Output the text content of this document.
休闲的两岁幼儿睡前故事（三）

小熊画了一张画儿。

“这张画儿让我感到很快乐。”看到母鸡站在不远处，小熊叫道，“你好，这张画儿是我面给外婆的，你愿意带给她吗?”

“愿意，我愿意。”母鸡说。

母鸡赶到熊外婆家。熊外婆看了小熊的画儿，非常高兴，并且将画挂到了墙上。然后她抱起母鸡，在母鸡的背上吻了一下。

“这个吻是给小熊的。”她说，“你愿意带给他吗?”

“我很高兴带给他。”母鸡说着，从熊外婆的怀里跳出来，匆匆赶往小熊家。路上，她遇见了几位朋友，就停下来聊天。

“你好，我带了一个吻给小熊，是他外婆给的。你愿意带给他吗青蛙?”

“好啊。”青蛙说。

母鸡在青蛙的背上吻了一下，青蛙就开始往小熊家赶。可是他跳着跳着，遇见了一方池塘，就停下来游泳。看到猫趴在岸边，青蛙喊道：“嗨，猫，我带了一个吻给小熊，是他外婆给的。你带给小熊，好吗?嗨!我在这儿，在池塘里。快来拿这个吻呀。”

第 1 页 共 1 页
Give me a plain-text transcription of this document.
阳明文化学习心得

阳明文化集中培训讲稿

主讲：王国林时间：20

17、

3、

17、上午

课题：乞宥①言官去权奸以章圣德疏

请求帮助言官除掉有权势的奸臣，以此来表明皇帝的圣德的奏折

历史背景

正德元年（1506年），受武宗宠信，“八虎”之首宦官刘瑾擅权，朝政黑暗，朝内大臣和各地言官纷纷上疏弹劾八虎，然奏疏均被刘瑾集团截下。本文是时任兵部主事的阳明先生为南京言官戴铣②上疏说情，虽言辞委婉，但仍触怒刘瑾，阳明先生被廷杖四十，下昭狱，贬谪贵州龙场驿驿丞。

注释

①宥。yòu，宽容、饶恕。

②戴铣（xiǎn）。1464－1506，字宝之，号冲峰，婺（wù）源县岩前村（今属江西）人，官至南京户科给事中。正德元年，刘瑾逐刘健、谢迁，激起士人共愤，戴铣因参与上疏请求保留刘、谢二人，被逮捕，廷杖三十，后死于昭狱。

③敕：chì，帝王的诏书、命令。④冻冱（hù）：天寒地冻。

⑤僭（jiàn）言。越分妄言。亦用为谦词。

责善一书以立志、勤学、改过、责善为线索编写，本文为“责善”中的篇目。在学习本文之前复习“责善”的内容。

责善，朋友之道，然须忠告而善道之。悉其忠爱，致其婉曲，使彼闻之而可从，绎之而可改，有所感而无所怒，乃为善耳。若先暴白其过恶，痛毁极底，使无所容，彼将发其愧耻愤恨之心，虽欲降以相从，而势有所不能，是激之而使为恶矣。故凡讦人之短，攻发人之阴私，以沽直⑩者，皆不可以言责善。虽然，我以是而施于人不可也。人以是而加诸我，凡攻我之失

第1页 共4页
___
→ EXERCISE DETAILS
Above are some records; extract every one of them exactly.

→ OUTPUT
Output the text content of this document.
休闲的两岁幼儿睡前故事（三）

小熊画了一张画儿。

“这张画儿让我感到很快乐。”看到母鸡站在不远处，小熊叫道，“你好，这张画儿是我面给外婆的，你愿意带给她吗?”

“愿意，我愿意。”母鸡说。

母鸡赶到熊外婆家。熊外婆看了小熊的画儿，非常高兴，并且将画挂到了墙上。然后她抱起母鸡，在母鸡的背上吻了一下。

“这个吻是给小熊的。”她说，“你愿意带给他吗?”

“我很高兴带给他。”母鸡说着，从熊外婆的怀里跳出来，匆匆赶往小熊家。路上，她遇见了几位朋友，就停下来聊天。

“你好，我带了一个吻给小熊，是他外婆给的。你愿意带给他吗青蛙?”

“好啊。”青蛙说。

母鸡在青蛙的背上吻了一下，青蛙就开始往小熊家赶。可是他跳着跳着，遇见了一方池塘，就停下来游泳。看到猫趴在岸边，青蛙喊道：“嗨，猫，我带了一个吻给小熊，是他外婆给的。你带给小熊，好吗?嗨!我在这儿，在池塘里。快来拿这个吻呀。”

第 1 页 共 1 页
Give me a plain-text transcription of this document.
阳明文化学习心得

阳明文化集中培训讲稿

主讲：王国林时间：20

17、

3、

17、上午

课题：乞宥①言官去权奸以章圣德疏

请求帮助言官除掉有权势的奸臣，以此来表明皇帝的圣德的奏折

历史背景

正德元年（1506年），受武宗宠信，“八虎”之首宦官刘瑾擅权，朝政黑暗，朝内大臣和各地言官纷纷上疏弹劾八虎，然奏疏均被刘瑾集团截下。本文是时任兵部主事的阳明先生为南京言官戴铣②上疏说情，虽言辞委婉，但仍触怒刘瑾，阳明先生被廷杖四十，下昭狱，贬谪贵州龙场驿驿丞。

注释

①宥。yòu，宽容、饶恕。

②戴铣（xiǎn）。1464－1506，字宝之，号冲峰，婺（wù）源县岩前村（今属江西）人，官至南京户科给事中。正德元年，刘瑾逐刘健、谢迁，激起士人共愤，戴铣因参与上疏请求保留刘、谢二人，被逮捕，廷杖三十，后死于昭狱。

③敕：chì，帝王的诏书、命令。④冻冱（hù）：天寒地冻。

⑤僭（jiàn）言。越分妄言。亦用为谦词。

责善一书以立志、勤学、改过、责善为线索编写，本文为“责善”中的篇目。在学习本文之前复习“责善”的内容。

责善，朋友之道，然须忠告而善道之。悉其忠爱，致其婉曲，使彼闻之而可从，绎之而可改，有所感而无所怒，乃为善耳。若先暴白其过恶，痛毁极底，使无所容，彼将发其愧耻愤恨之心，虽欲降以相从，而势有所不能，是激之而使为恶矣。故凡讦人之短，攻发人之阴私，以沽直⑩者，皆不可以言责善。虽然，我以是而施于人不可也。人以是而加诸我，凡攻我之失

第1页 共4页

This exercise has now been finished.